INSTRUCTION:
Copy the data below exactly.

▬▬▬▬▬▬▬▬▬▬

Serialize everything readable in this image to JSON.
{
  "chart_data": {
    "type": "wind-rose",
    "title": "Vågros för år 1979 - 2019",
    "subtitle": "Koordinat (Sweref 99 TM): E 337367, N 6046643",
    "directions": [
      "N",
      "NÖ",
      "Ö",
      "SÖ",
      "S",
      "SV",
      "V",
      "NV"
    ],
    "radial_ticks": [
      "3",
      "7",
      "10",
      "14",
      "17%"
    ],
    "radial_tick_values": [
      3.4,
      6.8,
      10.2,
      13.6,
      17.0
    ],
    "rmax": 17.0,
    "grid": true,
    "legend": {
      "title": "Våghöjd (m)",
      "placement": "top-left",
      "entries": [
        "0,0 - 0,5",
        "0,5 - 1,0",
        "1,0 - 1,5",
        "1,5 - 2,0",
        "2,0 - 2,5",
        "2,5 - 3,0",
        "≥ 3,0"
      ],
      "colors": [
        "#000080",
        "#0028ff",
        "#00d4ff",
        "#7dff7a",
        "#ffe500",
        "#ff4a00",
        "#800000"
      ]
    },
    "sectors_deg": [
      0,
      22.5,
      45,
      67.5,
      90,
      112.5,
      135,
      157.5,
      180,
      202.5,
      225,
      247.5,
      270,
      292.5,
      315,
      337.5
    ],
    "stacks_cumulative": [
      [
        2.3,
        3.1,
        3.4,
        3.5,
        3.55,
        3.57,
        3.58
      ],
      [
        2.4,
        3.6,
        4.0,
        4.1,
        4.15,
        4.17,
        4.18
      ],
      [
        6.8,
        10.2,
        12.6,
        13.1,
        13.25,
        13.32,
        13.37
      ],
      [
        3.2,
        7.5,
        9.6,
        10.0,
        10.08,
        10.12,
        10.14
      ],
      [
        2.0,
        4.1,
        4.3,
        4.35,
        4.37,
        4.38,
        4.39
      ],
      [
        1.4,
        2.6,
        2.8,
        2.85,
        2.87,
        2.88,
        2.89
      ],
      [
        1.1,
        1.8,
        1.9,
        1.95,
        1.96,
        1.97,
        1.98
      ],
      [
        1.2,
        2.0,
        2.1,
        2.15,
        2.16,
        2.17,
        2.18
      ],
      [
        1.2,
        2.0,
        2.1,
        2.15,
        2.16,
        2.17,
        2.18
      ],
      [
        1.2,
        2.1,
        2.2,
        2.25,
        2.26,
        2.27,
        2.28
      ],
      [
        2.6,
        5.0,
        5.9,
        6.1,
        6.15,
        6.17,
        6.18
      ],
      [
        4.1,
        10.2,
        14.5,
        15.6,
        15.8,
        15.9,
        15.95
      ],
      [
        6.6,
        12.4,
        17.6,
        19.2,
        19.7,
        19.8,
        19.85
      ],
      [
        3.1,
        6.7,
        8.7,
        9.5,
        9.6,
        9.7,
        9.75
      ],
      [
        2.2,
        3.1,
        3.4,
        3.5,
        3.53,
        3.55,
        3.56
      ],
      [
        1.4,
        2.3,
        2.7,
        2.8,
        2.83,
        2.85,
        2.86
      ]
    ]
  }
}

▬▬▬▬▬▬▬▬▬▬

ANSWER FOR THE TASK:
Serialize everything readable in this image to JSON.
{
  "chart_data": {
    "type": "wind-rose",
    "title": "Vågros för år 1979 - 2019",
    "subtitle": "Koordinat (Sweref 99 TM): E 337367, N 6046643",
    "directions": [
      "N",
      "NÖ",
      "Ö",
      "SÖ",
      "S",
      "SV",
      "V",
      "NV"
    ],
    "radial_ticks": [
      "3",
      "7",
      "10",
      "14",
      "17%"
    ],
    "radial_tick_values": [
      3.4,
      6.8,
      10.2,
      13.6,
      17.0
    ],
    "rmax": 17.0,
    "grid": true,
    "legend": {
      "title": "Våghöjd (m)",
      "placement": "top-left",
      "entries": [
        "0,0 - 0,5",
        "0,5 - 1,0",
        "1,0 - 1,5",
        "1,5 - 2,0",
        "2,0 - 2,5",
        "2,5 - 3,0",
        "≥ 3,0"
      ],
      "colors": [
        "#000080",
        "#0028ff",
        "#00d4ff",
        "#7dff7a",
        "#ffe500",
        "#ff4a00",
        "#800000"
      ]
    },
    "sectors_deg": [
      0,
      22.5,
      45,
      67.5,
      90,
      112.5,
      135,
      157.5,
      180,
      202.5,
      225,
      247.5,
      270,
      292.5,
      315,
      337.5
    ],
    "stacks_cumulative": [
      [
        2.3,
        3.1,
        3.4,
        3.5,
        3.55,
        3.57,
        3.58
      ],
      [
        2.4,
        3.6,
        4.0,
        4.1,
        4.15,
        4.17,
        4.18
      ],
      [
        6.8,
        10.2,
        12.6,
        13.1,
        13.25,
        13.32,
        13.37
      ],
      [
        3.2,
        7.5,
        9.6,
        10.0,
        10.08,
        10.12,
        10.14
      ],
      [
        2.0,
        4.1,
        4.3,
        4.35,
        4.37,
        4.38,
        4.39
      ],
      [
        1.4,
        2.6,
        2.8,
        2.85,
        2.87,
        2.88,
        2.89
      ],
      [
        1.1,
        1.8,
        1.9,
        1.95,
        1.96,
        1.97,
        1.98
      ],
      [
        1.2,
        2.0,
        2.1,
        2.15,
        2.16,
        2.17,
        2.18
      ],
      [
        1.2,
        2.0,
        2.1,
        2.15,
        2.16,
        2.17,
        2.18
      ],
      [
        1.2,
        2.1,
        2.2,
        2.25,
        2.26,
        2.27,
        2.28
      ],
      [
        2.6,
        5.0,
        5.9,
        6.1,
        6.15,
        6.17,
        6.18
      ],
      [
        4.1,
        10.2,
        14.5,
        15.6,
        15.8,
        15.9,
        15.95
      ],
      [
        6.6,
        12.4,
        17.6,
        19.2,
        19.7,
        19.8,
        19.85
      ],
      [
        3.1,
        6.7,
        8.7,
        9.5,
        9.6,
        9.7,
        9.75
      ],
      [
        2.2,
        3.1,
        3.4,
        3.5,
        3.53,
        3.55,
        3.56
      ],
      [
        1.4,
        2.3,
        2.7,
        2.8,
        2.83,
        2.85,
        2.86
      ]
    ]
  }
}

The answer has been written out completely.